Reproduce each line that includes the word "kata".
-- Start Given records --
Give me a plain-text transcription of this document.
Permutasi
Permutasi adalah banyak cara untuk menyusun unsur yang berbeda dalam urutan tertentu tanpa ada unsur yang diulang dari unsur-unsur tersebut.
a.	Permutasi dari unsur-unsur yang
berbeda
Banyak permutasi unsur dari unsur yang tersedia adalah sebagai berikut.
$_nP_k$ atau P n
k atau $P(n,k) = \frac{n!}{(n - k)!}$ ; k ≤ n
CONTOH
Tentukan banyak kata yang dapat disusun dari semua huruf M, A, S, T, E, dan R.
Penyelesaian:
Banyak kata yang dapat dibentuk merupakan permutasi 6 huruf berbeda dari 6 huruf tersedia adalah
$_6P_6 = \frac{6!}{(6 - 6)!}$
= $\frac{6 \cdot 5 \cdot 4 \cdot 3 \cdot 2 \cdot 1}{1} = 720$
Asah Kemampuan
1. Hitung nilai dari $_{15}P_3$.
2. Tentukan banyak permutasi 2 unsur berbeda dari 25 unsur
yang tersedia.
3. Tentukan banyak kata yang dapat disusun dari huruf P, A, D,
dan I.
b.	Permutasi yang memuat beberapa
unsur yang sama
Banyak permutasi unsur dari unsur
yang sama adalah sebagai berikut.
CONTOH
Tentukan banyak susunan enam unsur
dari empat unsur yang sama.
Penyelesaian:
-- End Given records --
Written response:
Tentukan banyak kata yang dapat disusun dari semua huruf M, A, S, T, E, dan R.
Banyak kata yang dapat dibentuk merupakan permutasi 6 huruf berbeda dari 6 huruf tersedia adalah
3. Tentukan banyak kata yang dapat disusun dari huruf P, A, D,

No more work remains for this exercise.